Goal:
State the count of lines below in which the word "Poverty" appears, and add nothing.

***** Data provided *****

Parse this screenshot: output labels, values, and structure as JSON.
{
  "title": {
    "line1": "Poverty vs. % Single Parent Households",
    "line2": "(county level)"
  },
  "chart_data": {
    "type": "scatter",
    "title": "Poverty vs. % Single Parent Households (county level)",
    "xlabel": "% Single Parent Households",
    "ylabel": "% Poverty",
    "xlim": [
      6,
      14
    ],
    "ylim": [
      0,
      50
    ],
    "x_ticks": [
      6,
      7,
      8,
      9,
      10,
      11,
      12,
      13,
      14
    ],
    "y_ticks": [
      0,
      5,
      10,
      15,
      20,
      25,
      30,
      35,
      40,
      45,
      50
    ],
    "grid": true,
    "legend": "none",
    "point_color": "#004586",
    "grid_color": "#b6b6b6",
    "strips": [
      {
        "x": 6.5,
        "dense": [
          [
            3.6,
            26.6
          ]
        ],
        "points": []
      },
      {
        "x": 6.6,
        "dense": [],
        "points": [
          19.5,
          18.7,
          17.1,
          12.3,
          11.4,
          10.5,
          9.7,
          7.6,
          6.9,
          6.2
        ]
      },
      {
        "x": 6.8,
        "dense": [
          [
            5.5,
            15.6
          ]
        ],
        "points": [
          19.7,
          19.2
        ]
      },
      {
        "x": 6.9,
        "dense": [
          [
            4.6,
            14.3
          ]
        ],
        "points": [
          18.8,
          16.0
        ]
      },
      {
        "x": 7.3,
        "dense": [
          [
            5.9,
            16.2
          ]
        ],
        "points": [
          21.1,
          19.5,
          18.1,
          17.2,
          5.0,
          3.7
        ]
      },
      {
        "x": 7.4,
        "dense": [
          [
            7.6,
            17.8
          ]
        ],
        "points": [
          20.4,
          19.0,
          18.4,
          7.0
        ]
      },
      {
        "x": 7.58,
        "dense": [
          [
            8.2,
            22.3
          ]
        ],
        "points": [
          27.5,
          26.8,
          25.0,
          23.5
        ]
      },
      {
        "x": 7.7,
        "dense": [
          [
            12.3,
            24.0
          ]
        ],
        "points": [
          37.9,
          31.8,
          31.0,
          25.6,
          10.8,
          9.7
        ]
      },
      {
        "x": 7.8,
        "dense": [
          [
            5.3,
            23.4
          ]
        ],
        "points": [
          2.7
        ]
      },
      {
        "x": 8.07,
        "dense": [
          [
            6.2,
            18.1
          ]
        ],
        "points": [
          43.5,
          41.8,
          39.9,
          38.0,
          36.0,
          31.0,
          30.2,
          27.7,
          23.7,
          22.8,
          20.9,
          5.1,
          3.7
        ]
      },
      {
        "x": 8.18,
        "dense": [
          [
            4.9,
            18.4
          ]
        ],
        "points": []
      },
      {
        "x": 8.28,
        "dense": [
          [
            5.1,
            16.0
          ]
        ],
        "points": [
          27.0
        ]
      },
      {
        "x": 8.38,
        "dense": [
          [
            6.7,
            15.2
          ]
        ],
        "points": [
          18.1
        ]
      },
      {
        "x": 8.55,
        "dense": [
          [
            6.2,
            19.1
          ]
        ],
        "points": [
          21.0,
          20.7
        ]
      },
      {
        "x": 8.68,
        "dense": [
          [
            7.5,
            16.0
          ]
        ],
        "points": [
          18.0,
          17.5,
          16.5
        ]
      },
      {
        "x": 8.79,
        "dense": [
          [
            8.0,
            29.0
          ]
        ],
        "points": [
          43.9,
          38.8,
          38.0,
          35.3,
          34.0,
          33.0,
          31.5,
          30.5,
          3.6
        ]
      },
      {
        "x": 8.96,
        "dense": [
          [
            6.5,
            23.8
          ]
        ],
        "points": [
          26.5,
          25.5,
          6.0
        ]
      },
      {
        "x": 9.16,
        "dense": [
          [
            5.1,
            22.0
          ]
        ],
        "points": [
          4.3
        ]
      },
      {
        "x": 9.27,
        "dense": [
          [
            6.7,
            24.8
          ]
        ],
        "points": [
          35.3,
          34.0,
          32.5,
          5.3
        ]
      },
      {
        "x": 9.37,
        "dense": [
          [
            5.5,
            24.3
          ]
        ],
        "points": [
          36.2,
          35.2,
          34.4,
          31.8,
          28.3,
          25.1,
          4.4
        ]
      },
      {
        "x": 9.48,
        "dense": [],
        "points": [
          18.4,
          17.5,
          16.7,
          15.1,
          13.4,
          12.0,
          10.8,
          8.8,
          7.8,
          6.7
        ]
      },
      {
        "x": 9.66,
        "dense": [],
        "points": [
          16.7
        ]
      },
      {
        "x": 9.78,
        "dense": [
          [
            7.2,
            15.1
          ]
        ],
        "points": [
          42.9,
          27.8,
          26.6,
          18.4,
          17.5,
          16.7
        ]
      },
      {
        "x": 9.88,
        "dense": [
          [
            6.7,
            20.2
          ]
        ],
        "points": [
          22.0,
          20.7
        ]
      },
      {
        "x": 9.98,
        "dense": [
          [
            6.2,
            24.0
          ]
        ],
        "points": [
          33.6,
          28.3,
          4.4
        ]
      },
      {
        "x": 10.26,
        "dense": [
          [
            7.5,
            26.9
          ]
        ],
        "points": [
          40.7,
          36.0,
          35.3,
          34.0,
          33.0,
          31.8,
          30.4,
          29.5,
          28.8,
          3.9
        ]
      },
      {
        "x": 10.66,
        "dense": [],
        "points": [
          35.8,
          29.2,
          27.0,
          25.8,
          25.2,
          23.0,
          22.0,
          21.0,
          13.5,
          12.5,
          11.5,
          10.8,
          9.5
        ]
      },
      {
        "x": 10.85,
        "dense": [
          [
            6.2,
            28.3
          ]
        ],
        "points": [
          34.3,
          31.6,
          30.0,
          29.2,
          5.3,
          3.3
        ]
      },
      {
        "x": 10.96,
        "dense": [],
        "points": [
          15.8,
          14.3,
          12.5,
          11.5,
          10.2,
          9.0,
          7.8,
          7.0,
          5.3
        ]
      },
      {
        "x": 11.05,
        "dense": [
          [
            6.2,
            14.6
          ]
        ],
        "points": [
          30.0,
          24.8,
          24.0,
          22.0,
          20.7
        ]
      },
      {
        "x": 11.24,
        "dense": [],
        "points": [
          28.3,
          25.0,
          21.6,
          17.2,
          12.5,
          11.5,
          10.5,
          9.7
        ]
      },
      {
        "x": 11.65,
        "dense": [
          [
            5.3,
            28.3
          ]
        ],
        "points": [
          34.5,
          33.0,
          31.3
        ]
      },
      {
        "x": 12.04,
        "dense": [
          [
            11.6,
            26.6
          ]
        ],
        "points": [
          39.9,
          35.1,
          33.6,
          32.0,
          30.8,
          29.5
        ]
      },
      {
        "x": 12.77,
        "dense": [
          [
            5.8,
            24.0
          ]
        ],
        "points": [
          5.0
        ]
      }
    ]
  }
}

*****

Task answer:
3